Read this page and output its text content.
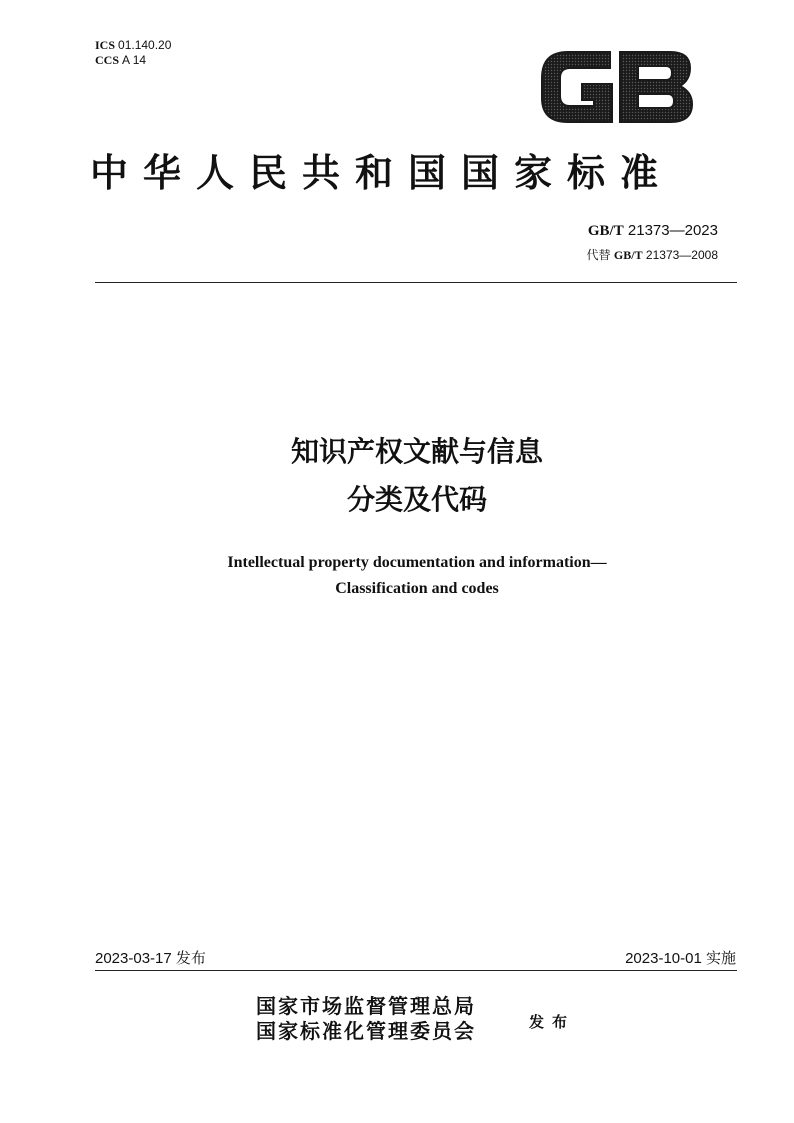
ICS 01.140.20
CCS A 14
中华人民共和国国家标准
GB/T 21373—2023
代替 GB/T 21373—2008
知识产权文献与信息
分类及代码
Intellectual property documentation and information—
Classification and codes
2023-03-17 发布	2023-10-01 实施
国家市场监督管理总局
国家标准化管理委员会	发布
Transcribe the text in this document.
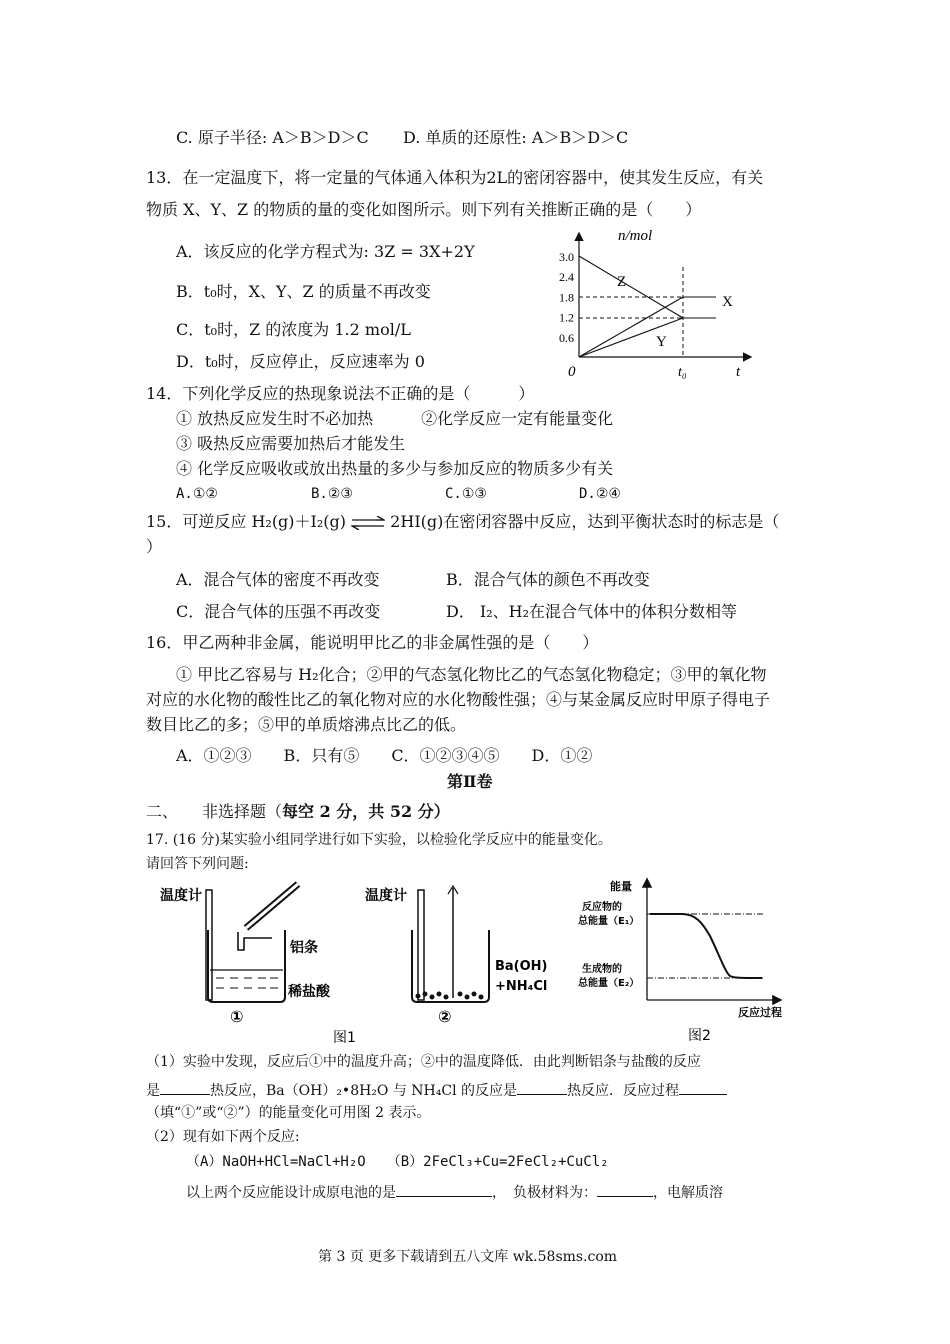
C. 原子半径: A＞B＞D＞C D. 单质的还原性: A＞B＞D＞C
13．在一定温度下，将一定量的气体通入体积为2L的密闭容器中，使其发生反应，有关
物质 X、Y、Z 的物质的量的变化如图所示。则下列有关推断正确的是（　　）
A．该反应的化学方程式为: 3Z = 3X+2Y
B．t₀时，X、Y、Z 的质量不再改变
C．t₀时，Z 的浓度为 1.2 mol/L
D．t₀时，反应停止，反应速率为 0
n/mol
t
0	t₀
3.0
2.4
1.8
1.2
0.6
Z
X
Y
14．下列化学反应的热现象说法不正确的是（　　　）
① 放热反应发生时不必加热　　　②化学反应一定有能量变化
③ 吸热反应需要加热后才能发生
④ 化学反应吸收或放出热量的多少与参加反应的物质多少有关
A.①②	B.②③	C.①③	D.②④
15．可逆反应 H₂(g)＋I₂(g) ⇌ 2HI(g)在密闭容器中反应，达到平衡状态时的标志是（
）
A．混合气体的密度不再改变	B．混合气体的颜色不再改变
C．混合气体的压强不再改变	D． I₂、H₂在混合气体中的体积分数相等
16．甲乙两种非金属，能说明甲比乙的非金属性强的是（　　）
① 甲比乙容易与 H₂化合；②甲的气态氢化物比乙的气态氢化物稳定；③甲的氧化物
对应的水化物的酸性比乙的氧化物对应的水化物酸性强；④与某金属反应时甲原子得电子
数目比乙的多；⑤甲的单质熔沸点比乙的低。
A．①②③　　B．只有⑤　　C．①②③④⑤　　D．①②
第Ⅱ卷
二、　　非选择题（每空 2 分，共 52 分）
17. (16 分)某实验小组同学进行如下实验，以检验化学反应中的能量变化。
请回答下列问题:
温度计
铝条
稀盐酸
①
温度计
Ba(OH)
+NH₄Cl
②
图1
能量
反应物的
总能量（E₁）
生成物的
总能量（E₂）
反应过程
图2
（1）实验中发现，反应后①中的温度升高；②中的温度降低．由此判断铝条与盐酸的反应
是	热反应，Ba（OH）₂•8H₂O 与 NH₄Cl 的反应是	热反应．反应过程
（填“①”或“②”）的能量变化可用图 2 表示。
（2）现有如下两个反应:
（A）NaOH+HCl=NaCl+H₂O　　（B）2FeCl₃+Cu=2FeCl₂+CuCl₂
以上两个反应能设计成原电池的是	，　负极材料为：	，电解质溶
第 3 页 更多下载请到五八文库 wk.58sms.com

GIVEN REQUEST:
Transcribe every record above exactly as written, leaving out any pictures.

TASK RESULT:
Read this page and output its text content.
ICS 01.140.20
CCS A 14
中华人民共和国国家标准
GB/T 21373—2023
代替 GB/T 21373—2008
知识产权文献与信息
分类及代码
Intellectual property documentation and information—
Classification and codes
2023-03-17 发布	2023-10-01 实施
国家市场监督管理总局
国家标准化管理委员会	发布
Transcribe the text in this document.
C. 原子半径: A＞B＞D＞C D. 单质的还原性: A＞B＞D＞C
13．在一定温度下，将一定量的气体通入体积为2L的密闭容器中，使其发生反应，有关
物质 X、Y、Z 的物质的量的变化如图所示。则下列有关推断正确的是（　　）
A．该反应的化学方程式为: 3Z = 3X+2Y
B．t₀时，X、Y、Z 的质量不再改变
C．t₀时，Z 的浓度为 1.2 mol/L
D．t₀时，反应停止，反应速率为 0
n/mol
t
0	t₀
3.0
2.4
1.8
1.2
0.6
Z
X
Y
14．下列化学反应的热现象说法不正确的是（　　　）
① 放热反应发生时不必加热　　　②化学反应一定有能量变化
③ 吸热反应需要加热后才能发生
④ 化学反应吸收或放出热量的多少与参加反应的物质多少有关
A.①②	B.②③	C.①③	D.②④
15．可逆反应 H₂(g)＋I₂(g) ⇌ 2HI(g)在密闭容器中反应，达到平衡状态时的标志是（
）
A．混合气体的密度不再改变	B．混合气体的颜色不再改变
C．混合气体的压强不再改变	D． I₂、H₂在混合气体中的体积分数相等
16．甲乙两种非金属，能说明甲比乙的非金属性强的是（　　）
① 甲比乙容易与 H₂化合；②甲的气态氢化物比乙的气态氢化物稳定；③甲的氧化物
对应的水化物的酸性比乙的氧化物对应的水化物酸性强；④与某金属反应时甲原子得电子
数目比乙的多；⑤甲的单质熔沸点比乙的低。
A．①②③　　B．只有⑤　　C．①②③④⑤　　D．①②
第Ⅱ卷
二、　　非选择题（每空 2 分，共 52 分）
17. (16 分)某实验小组同学进行如下实验，以检验化学反应中的能量变化。
请回答下列问题:
温度计
铝条
稀盐酸
①
温度计
Ba(OH)
+NH₄Cl
②
图1
能量
反应物的
总能量（E₁）
生成物的
总能量（E₂）
反应过程
图2
（1）实验中发现，反应后①中的温度升高；②中的温度降低．由此判断铝条与盐酸的反应
是	热反应，Ba（OH）₂•8H₂O 与 NH₄Cl 的反应是	热反应．反应过程
（填“①”或“②”）的能量变化可用图 2 表示。
（2）现有如下两个反应:
（A）NaOH+HCl=NaCl+H₂O　　（B）2FeCl₃+Cu=2FeCl₂+CuCl₂
以上两个反应能设计成原电池的是	，　负极材料为：	，电解质溶
第 3 页 更多下载请到五八文库 wk.58sms.com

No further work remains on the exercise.